---- MATERIAL

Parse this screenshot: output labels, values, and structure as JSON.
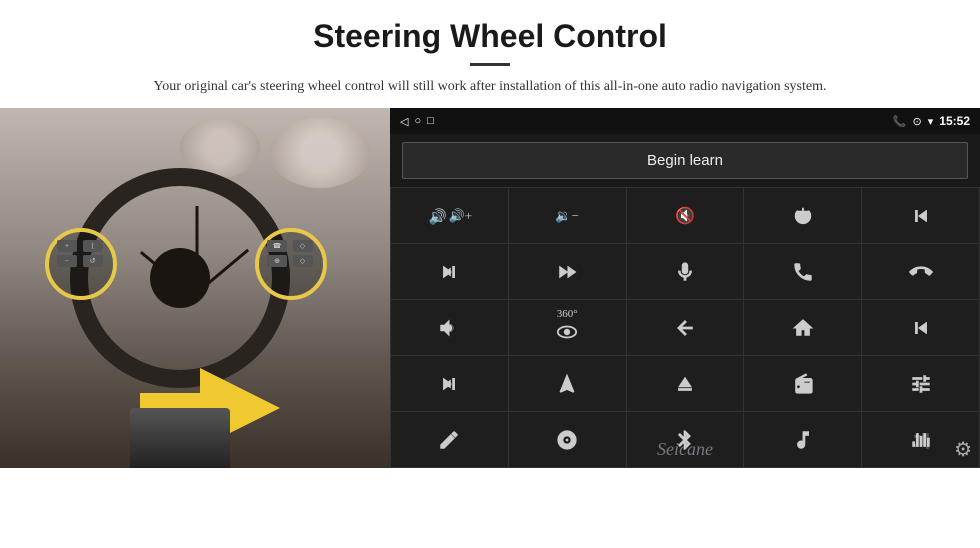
{
  "header": {
    "title": "Steering Wheel Control",
    "subtitle": "Your original car's steering wheel control will still work after installation of this all-in-one auto radio navigation system."
  },
  "display": {
    "status_bar": {
      "nav_back": "◁",
      "nav_home": "○",
      "nav_square": "□",
      "signal_icon": "▪▪",
      "phone_icon": "📞",
      "location_icon": "⊙",
      "wifi_icon": "▾",
      "time": "15:52"
    },
    "begin_learn_label": "Begin learn",
    "watermark": "Seicane",
    "buttons": [
      {
        "id": "vol-up",
        "icon": "vol-up"
      },
      {
        "id": "vol-down",
        "icon": "vol-down"
      },
      {
        "id": "mute",
        "icon": "mute"
      },
      {
        "id": "power",
        "icon": "power"
      },
      {
        "id": "prev-track-phone",
        "icon": "prev-track-phone"
      },
      {
        "id": "next-track",
        "icon": "next-track"
      },
      {
        "id": "fast-forward",
        "icon": "fast-forward"
      },
      {
        "id": "mic",
        "icon": "mic"
      },
      {
        "id": "phone",
        "icon": "phone"
      },
      {
        "id": "hang-up",
        "icon": "hang-up"
      },
      {
        "id": "horn",
        "icon": "horn"
      },
      {
        "id": "360-view",
        "icon": "360-view"
      },
      {
        "id": "back",
        "icon": "back"
      },
      {
        "id": "home",
        "icon": "home"
      },
      {
        "id": "skip-back",
        "icon": "skip-back"
      },
      {
        "id": "skip-forward",
        "icon": "skip-forward"
      },
      {
        "id": "nav",
        "icon": "nav"
      },
      {
        "id": "eject",
        "icon": "eject"
      },
      {
        "id": "radio",
        "icon": "radio"
      },
      {
        "id": "settings-sliders",
        "icon": "settings-sliders"
      },
      {
        "id": "pen",
        "icon": "pen"
      },
      {
        "id": "cd",
        "icon": "cd"
      },
      {
        "id": "bluetooth",
        "icon": "bluetooth"
      },
      {
        "id": "music",
        "icon": "music"
      },
      {
        "id": "eq",
        "icon": "eq"
      }
    ]
  }
}
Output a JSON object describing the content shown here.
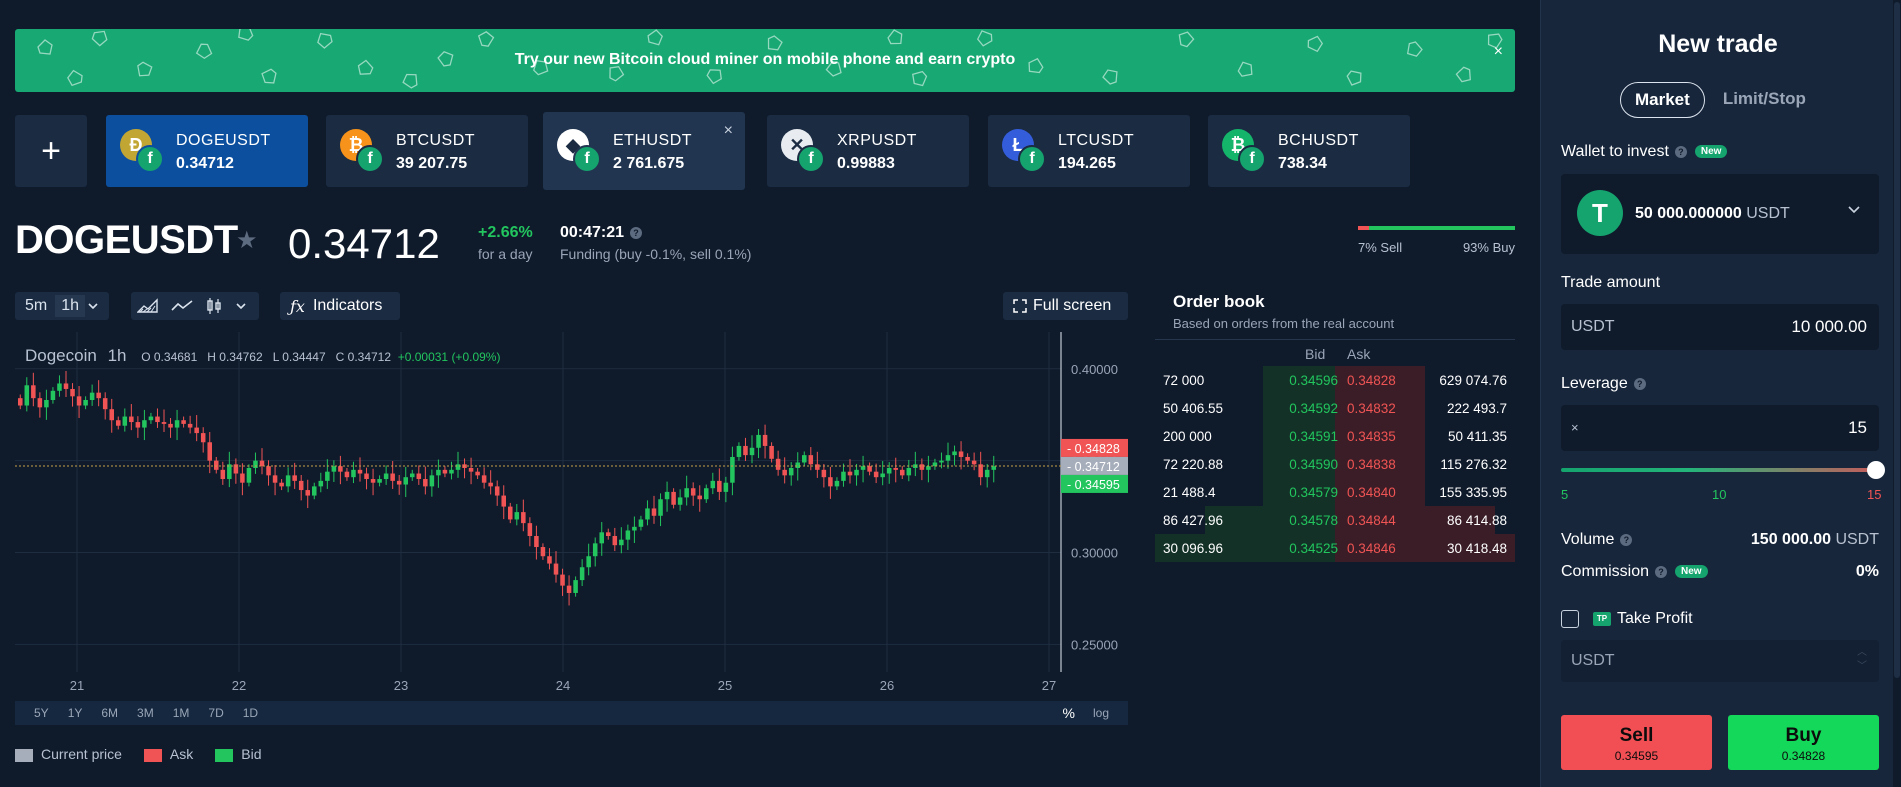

--------

Transcribe all of the material exactly, leaving out whatever pictures it contains.

» RIGHT ANSWER:
Parse this screenshot: output labels, values, and structure as JSON.
{
  "header": {
    "title": "Steering Wheel Control",
    "subtitle": "Your original car's steering wheel control will still work after installation of this all-in-one auto radio navigation system."
  },
  "display": {
    "status_bar": {
      "nav_back": "◁",
      "nav_home": "○",
      "nav_square": "□",
      "signal_icon": "▪▪",
      "phone_icon": "📞",
      "location_icon": "⊙",
      "wifi_icon": "▾",
      "time": "15:52"
    },
    "begin_learn_label": "Begin learn",
    "watermark": "Seicane",
    "buttons": [
      {
        "id": "vol-up",
        "icon": "vol-up"
      },
      {
        "id": "vol-down",
        "icon": "vol-down"
      },
      {
        "id": "mute",
        "icon": "mute"
      },
      {
        "id": "power",
        "icon": "power"
      },
      {
        "id": "prev-track-phone",
        "icon": "prev-track-phone"
      },
      {
        "id": "next-track",
        "icon": "next-track"
      },
      {
        "id": "fast-forward",
        "icon": "fast-forward"
      },
      {
        "id": "mic",
        "icon": "mic"
      },
      {
        "id": "phone",
        "icon": "phone"
      },
      {
        "id": "hang-up",
        "icon": "hang-up"
      },
      {
        "id": "horn",
        "icon": "horn"
      },
      {
        "id": "360-view",
        "icon": "360-view"
      },
      {
        "id": "back",
        "icon": "back"
      },
      {
        "id": "home",
        "icon": "home"
      },
      {
        "id": "skip-back",
        "icon": "skip-back"
      },
      {
        "id": "skip-forward",
        "icon": "skip-forward"
      },
      {
        "id": "nav",
        "icon": "nav"
      },
      {
        "id": "eject",
        "icon": "eject"
      },
      {
        "id": "radio",
        "icon": "radio"
      },
      {
        "id": "settings-sliders",
        "icon": "settings-sliders"
      },
      {
        "id": "pen",
        "icon": "pen"
      },
      {
        "id": "cd",
        "icon": "cd"
      },
      {
        "id": "bluetooth",
        "icon": "bluetooth"
      },
      {
        "id": "music",
        "icon": "music"
      },
      {
        "id": "eq",
        "icon": "eq"
      }
    ]
  }
}
Output a JSON object describing the content shown here.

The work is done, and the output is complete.